[Records for the exercise]
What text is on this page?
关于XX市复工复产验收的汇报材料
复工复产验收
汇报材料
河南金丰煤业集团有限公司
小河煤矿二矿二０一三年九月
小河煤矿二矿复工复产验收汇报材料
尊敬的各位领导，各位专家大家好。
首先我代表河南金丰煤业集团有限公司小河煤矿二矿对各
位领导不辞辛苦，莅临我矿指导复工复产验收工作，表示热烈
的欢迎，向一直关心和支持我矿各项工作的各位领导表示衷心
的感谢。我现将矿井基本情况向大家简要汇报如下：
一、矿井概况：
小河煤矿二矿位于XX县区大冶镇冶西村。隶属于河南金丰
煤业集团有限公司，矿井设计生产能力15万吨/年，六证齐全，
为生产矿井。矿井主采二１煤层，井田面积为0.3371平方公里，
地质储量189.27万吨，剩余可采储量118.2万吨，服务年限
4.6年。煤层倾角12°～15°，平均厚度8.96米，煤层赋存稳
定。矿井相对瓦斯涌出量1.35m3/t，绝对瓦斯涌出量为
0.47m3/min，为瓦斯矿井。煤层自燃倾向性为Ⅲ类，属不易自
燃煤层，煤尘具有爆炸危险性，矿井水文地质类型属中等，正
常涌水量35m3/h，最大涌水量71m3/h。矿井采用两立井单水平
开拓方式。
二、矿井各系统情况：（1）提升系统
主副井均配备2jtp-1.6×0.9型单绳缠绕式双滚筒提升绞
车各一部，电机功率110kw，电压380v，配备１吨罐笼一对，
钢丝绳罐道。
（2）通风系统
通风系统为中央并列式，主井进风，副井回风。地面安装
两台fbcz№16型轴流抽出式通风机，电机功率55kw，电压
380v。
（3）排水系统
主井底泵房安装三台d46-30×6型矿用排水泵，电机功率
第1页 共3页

[Problem] Output each record precisely as given.

[Exercise solution]
What text is on this page?
关于XX市复工复产验收的汇报材料
复工复产验收
汇报材料
河南金丰煤业集团有限公司
小河煤矿二矿二０一三年九月
小河煤矿二矿复工复产验收汇报材料
尊敬的各位领导，各位专家大家好。
首先我代表河南金丰煤业集团有限公司小河煤矿二矿对各
位领导不辞辛苦，莅临我矿指导复工复产验收工作，表示热烈
的欢迎，向一直关心和支持我矿各项工作的各位领导表示衷心
的感谢。我现将矿井基本情况向大家简要汇报如下：
一、矿井概况：
小河煤矿二矿位于XX县区大冶镇冶西村。隶属于河南金丰
煤业集团有限公司，矿井设计生产能力15万吨/年，六证齐全，
为生产矿井。矿井主采二１煤层，井田面积为0.3371平方公里，
地质储量189.27万吨，剩余可采储量118.2万吨，服务年限
4.6年。煤层倾角12°～15°，平均厚度8.96米，煤层赋存稳
定。矿井相对瓦斯涌出量1.35m3/t，绝对瓦斯涌出量为
0.47m3/min，为瓦斯矿井。煤层自燃倾向性为Ⅲ类，属不易自
燃煤层，煤尘具有爆炸危险性，矿井水文地质类型属中等，正
常涌水量35m3/h，最大涌水量71m3/h。矿井采用两立井单水平
开拓方式。
二、矿井各系统情况：（1）提升系统
主副井均配备2jtp-1.6×0.9型单绳缠绕式双滚筒提升绞
车各一部，电机功率110kw，电压380v，配备１吨罐笼一对，
钢丝绳罐道。
（2）通风系统
通风系统为中央并列式，主井进风，副井回风。地面安装
两台fbcz№16型轴流抽出式通风机，电机功率55kw，电压
380v。
（3）排水系统
主井底泵房安装三台d46-30×6型矿用排水泵，电机功率
第1页 共3页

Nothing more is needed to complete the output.